_TASK GOAL_:
What follows is a listing; give it again exactly, in its entirety.

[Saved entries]
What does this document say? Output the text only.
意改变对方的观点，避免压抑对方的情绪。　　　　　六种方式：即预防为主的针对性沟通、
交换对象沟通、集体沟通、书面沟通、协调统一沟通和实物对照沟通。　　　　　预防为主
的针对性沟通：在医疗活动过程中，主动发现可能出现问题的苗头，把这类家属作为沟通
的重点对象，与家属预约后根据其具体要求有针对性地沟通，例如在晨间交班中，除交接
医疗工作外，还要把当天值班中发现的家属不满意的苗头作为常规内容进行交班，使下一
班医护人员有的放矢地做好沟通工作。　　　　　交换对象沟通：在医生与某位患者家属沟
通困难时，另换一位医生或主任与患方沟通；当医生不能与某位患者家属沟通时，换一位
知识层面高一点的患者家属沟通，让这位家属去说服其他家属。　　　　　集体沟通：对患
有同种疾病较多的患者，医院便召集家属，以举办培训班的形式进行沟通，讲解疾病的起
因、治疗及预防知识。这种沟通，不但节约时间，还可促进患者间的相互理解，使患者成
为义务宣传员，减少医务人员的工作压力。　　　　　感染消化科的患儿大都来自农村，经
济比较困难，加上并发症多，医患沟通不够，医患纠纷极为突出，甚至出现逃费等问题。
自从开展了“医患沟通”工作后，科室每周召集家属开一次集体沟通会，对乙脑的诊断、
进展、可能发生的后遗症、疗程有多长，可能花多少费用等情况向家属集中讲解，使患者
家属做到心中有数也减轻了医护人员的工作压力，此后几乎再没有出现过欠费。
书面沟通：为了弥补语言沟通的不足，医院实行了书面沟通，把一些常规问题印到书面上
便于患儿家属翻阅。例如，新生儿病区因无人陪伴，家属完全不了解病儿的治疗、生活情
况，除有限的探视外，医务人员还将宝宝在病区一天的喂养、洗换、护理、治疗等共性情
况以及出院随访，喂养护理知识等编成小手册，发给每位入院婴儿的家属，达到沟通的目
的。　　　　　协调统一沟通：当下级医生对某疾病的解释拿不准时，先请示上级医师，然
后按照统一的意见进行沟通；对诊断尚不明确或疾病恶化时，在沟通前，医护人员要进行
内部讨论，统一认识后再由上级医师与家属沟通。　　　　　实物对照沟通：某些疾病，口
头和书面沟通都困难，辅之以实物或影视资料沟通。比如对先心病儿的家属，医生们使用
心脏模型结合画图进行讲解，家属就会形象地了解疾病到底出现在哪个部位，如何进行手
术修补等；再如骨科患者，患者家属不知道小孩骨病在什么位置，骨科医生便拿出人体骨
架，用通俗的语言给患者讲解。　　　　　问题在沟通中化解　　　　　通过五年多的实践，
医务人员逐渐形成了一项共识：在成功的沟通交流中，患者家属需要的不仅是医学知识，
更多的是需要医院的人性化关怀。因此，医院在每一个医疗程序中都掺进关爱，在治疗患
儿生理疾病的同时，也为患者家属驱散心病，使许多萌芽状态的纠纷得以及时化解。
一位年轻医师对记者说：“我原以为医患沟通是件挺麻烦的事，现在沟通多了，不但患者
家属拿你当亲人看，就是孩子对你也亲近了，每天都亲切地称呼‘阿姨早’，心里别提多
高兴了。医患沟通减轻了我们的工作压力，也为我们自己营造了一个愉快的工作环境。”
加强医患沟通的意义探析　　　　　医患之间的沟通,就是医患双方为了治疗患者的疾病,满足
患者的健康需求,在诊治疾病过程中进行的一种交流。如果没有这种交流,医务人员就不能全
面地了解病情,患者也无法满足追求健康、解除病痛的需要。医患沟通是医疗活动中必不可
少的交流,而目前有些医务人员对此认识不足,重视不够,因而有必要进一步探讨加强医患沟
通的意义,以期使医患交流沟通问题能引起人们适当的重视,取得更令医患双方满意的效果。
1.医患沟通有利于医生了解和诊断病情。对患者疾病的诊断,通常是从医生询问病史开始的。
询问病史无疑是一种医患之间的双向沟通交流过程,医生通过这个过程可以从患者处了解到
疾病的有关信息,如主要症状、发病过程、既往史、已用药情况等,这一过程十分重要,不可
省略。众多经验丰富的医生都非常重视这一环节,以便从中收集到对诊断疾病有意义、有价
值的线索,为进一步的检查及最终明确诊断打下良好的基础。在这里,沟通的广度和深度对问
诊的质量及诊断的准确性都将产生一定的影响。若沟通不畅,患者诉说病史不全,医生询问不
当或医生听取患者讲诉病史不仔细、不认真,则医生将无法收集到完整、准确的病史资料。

_CORRECT ANSWER_:
What does this document say? Output the text only.
意改变对方的观点，避免压抑对方的情绪。　　　　　六种方式：即预防为主的针对性沟通、
交换对象沟通、集体沟通、书面沟通、协调统一沟通和实物对照沟通。　　　　　预防为主
的针对性沟通：在医疗活动过程中，主动发现可能出现问题的苗头，把这类家属作为沟通
的重点对象，与家属预约后根据其具体要求有针对性地沟通，例如在晨间交班中，除交接
医疗工作外，还要把当天值班中发现的家属不满意的苗头作为常规内容进行交班，使下一
班医护人员有的放矢地做好沟通工作。　　　　　交换对象沟通：在医生与某位患者家属沟
通困难时，另换一位医生或主任与患方沟通；当医生不能与某位患者家属沟通时，换一位
知识层面高一点的患者家属沟通，让这位家属去说服其他家属。　　　　　集体沟通：对患
有同种疾病较多的患者，医院便召集家属，以举办培训班的形式进行沟通，讲解疾病的起
因、治疗及预防知识。这种沟通，不但节约时间，还可促进患者间的相互理解，使患者成
为义务宣传员，减少医务人员的工作压力。　　　　　感染消化科的患儿大都来自农村，经
济比较困难，加上并发症多，医患沟通不够，医患纠纷极为突出，甚至出现逃费等问题。
自从开展了“医患沟通”工作后，科室每周召集家属开一次集体沟通会，对乙脑的诊断、
进展、可能发生的后遗症、疗程有多长，可能花多少费用等情况向家属集中讲解，使患者
家属做到心中有数也减轻了医护人员的工作压力，此后几乎再没有出现过欠费。
书面沟通：为了弥补语言沟通的不足，医院实行了书面沟通，把一些常规问题印到书面上
便于患儿家属翻阅。例如，新生儿病区因无人陪伴，家属完全不了解病儿的治疗、生活情
况，除有限的探视外，医务人员还将宝宝在病区一天的喂养、洗换、护理、治疗等共性情
况以及出院随访，喂养护理知识等编成小手册，发给每位入院婴儿的家属，达到沟通的目
的。　　　　　协调统一沟通：当下级医生对某疾病的解释拿不准时，先请示上级医师，然
后按照统一的意见进行沟通；对诊断尚不明确或疾病恶化时，在沟通前，医护人员要进行
内部讨论，统一认识后再由上级医师与家属沟通。　　　　　实物对照沟通：某些疾病，口
头和书面沟通都困难，辅之以实物或影视资料沟通。比如对先心病儿的家属，医生们使用
心脏模型结合画图进行讲解，家属就会形象地了解疾病到底出现在哪个部位，如何进行手
术修补等；再如骨科患者，患者家属不知道小孩骨病在什么位置，骨科医生便拿出人体骨
架，用通俗的语言给患者讲解。　　　　　问题在沟通中化解　　　　　通过五年多的实践，
医务人员逐渐形成了一项共识：在成功的沟通交流中，患者家属需要的不仅是医学知识，
更多的是需要医院的人性化关怀。因此，医院在每一个医疗程序中都掺进关爱，在治疗患
儿生理疾病的同时，也为患者家属驱散心病，使许多萌芽状态的纠纷得以及时化解。
一位年轻医师对记者说：“我原以为医患沟通是件挺麻烦的事，现在沟通多了，不但患者
家属拿你当亲人看，就是孩子对你也亲近了，每天都亲切地称呼‘阿姨早’，心里别提多
高兴了。医患沟通减轻了我们的工作压力，也为我们自己营造了一个愉快的工作环境。”
加强医患沟通的意义探析　　　　　医患之间的沟通,就是医患双方为了治疗患者的疾病,满足
患者的健康需求,在诊治疾病过程中进行的一种交流。如果没有这种交流,医务人员就不能全
面地了解病情,患者也无法满足追求健康、解除病痛的需要。医患沟通是医疗活动中必不可
少的交流,而目前有些医务人员对此认识不足,重视不够,因而有必要进一步探讨加强医患沟
通的意义,以期使医患交流沟通问题能引起人们适当的重视,取得更令医患双方满意的效果。
1.医患沟通有利于医生了解和诊断病情。对患者疾病的诊断,通常是从医生询问病史开始的。
询问病史无疑是一种医患之间的双向沟通交流过程,医生通过这个过程可以从患者处了解到
疾病的有关信息,如主要症状、发病过程、既往史、已用药情况等,这一过程十分重要,不可
省略。众多经验丰富的医生都非常重视这一环节,以便从中收集到对诊断疾病有意义、有价
值的线索,为进一步的检查及最终明确诊断打下良好的基础。在这里,沟通的广度和深度对问
诊的质量及诊断的准确性都将产生一定的影响。若沟通不畅,患者诉说病史不全,医生询问不
当或医生听取患者讲诉病史不仔细、不认真,则医生将无法收集到完整、准确的病史资料。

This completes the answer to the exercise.